EXERCISE PROMPT ->
Print the entire listing. Each line must match the original exactly.

**** RECORDS TO PROCESS ****

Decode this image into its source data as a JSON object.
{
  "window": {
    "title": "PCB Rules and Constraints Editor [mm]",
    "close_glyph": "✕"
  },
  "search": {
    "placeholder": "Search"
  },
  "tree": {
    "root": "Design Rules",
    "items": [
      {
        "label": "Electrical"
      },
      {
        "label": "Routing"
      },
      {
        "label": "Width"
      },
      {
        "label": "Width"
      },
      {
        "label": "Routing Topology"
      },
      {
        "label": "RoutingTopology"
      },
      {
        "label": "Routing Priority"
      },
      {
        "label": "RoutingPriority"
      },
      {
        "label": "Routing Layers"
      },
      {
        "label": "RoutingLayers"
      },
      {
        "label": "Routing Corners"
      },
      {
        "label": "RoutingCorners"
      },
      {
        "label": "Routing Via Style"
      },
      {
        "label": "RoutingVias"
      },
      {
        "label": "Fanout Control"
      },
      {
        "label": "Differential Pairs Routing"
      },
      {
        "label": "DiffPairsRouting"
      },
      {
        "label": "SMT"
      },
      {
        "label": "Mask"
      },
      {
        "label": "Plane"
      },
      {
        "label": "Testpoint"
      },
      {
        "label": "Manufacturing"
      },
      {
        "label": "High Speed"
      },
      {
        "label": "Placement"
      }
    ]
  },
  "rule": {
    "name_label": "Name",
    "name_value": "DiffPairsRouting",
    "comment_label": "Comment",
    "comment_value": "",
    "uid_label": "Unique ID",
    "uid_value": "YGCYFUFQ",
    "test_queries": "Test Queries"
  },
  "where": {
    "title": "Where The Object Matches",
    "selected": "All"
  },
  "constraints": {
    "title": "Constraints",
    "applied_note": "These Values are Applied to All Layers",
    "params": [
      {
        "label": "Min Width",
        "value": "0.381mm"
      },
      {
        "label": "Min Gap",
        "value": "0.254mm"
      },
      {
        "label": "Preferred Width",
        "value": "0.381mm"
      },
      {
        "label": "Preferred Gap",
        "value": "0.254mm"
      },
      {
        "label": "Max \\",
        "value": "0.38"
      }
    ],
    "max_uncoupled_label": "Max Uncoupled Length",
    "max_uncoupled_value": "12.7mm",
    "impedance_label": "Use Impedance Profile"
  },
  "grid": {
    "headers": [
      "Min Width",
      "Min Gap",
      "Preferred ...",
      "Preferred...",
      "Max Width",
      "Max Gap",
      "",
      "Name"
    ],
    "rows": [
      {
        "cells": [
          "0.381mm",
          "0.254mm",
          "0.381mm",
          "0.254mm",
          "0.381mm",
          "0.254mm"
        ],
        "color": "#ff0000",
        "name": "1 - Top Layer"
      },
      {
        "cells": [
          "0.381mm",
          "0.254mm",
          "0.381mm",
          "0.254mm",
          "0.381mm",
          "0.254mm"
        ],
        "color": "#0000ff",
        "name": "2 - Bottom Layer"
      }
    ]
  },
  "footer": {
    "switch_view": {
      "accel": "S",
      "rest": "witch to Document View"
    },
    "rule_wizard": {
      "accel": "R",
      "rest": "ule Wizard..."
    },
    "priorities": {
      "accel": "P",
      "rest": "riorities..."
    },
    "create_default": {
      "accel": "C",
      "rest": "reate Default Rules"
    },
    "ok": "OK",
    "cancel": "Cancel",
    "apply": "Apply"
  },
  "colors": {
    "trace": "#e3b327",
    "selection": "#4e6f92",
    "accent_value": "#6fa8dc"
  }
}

****

THE OUTPUT ->
Decode this image into its source data as a JSON object.
{
  "window": {
    "title": "PCB Rules and Constraints Editor [mm]",
    "close_glyph": "✕"
  },
  "search": {
    "placeholder": "Search"
  },
  "tree": {
    "root": "Design Rules",
    "items": [
      {
        "label": "Electrical"
      },
      {
        "label": "Routing"
      },
      {
        "label": "Width"
      },
      {
        "label": "Width"
      },
      {
        "label": "Routing Topology"
      },
      {
        "label": "RoutingTopology"
      },
      {
        "label": "Routing Priority"
      },
      {
        "label": "RoutingPriority"
      },
      {
        "label": "Routing Layers"
      },
      {
        "label": "RoutingLayers"
      },
      {
        "label": "Routing Corners"
      },
      {
        "label": "RoutingCorners"
      },
      {
        "label": "Routing Via Style"
      },
      {
        "label": "RoutingVias"
      },
      {
        "label": "Fanout Control"
      },
      {
        "label": "Differential Pairs Routing"
      },
      {
        "label": "DiffPairsRouting"
      },
      {
        "label": "SMT"
      },
      {
        "label": "Mask"
      },
      {
        "label": "Plane"
      },
      {
        "label": "Testpoint"
      },
      {
        "label": "Manufacturing"
      },
      {
        "label": "High Speed"
      },
      {
        "label": "Placement"
      }
    ]
  },
  "rule": {
    "name_label": "Name",
    "name_value": "DiffPairsRouting",
    "comment_label": "Comment",
    "comment_value": "",
    "uid_label": "Unique ID",
    "uid_value": "YGCYFUFQ",
    "test_queries": "Test Queries"
  },
  "where": {
    "title": "Where The Object Matches",
    "selected": "All"
  },
  "constraints": {
    "title": "Constraints",
    "applied_note": "These Values are Applied to All Layers",
    "params": [
      {
        "label": "Min Width",
        "value": "0.381mm"
      },
      {
        "label": "Min Gap",
        "value": "0.254mm"
      },
      {
        "label": "Preferred Width",
        "value": "0.381mm"
      },
      {
        "label": "Preferred Gap",
        "value": "0.254mm"
      },
      {
        "label": "Max \\",
        "value": "0.38"
      }
    ],
    "max_uncoupled_label": "Max Uncoupled Length",
    "max_uncoupled_value": "12.7mm",
    "impedance_label": "Use Impedance Profile"
  },
  "grid": {
    "headers": [
      "Min Width",
      "Min Gap",
      "Preferred ...",
      "Preferred...",
      "Max Width",
      "Max Gap",
      "",
      "Name"
    ],
    "rows": [
      {
        "cells": [
          "0.381mm",
          "0.254mm",
          "0.381mm",
          "0.254mm",
          "0.381mm",
          "0.254mm"
        ],
        "color": "#ff0000",
        "name": "1 - Top Layer"
      },
      {
        "cells": [
          "0.381mm",
          "0.254mm",
          "0.381mm",
          "0.254mm",
          "0.381mm",
          "0.254mm"
        ],
        "color": "#0000ff",
        "name": "2 - Bottom Layer"
      }
    ]
  },
  "footer": {
    "switch_view": {
      "accel": "S",
      "rest": "witch to Document View"
    },
    "rule_wizard": {
      "accel": "R",
      "rest": "ule Wizard..."
    },
    "priorities": {
      "accel": "P",
      "rest": "riorities..."
    },
    "create_default": {
      "accel": "C",
      "rest": "reate Default Rules"
    },
    "ok": "OK",
    "cancel": "Cancel",
    "apply": "Apply"
  },
  "colors": {
    "trace": "#e3b327",
    "selection": "#4e6f92",
    "accent_value": "#6fa8dc"
  }
}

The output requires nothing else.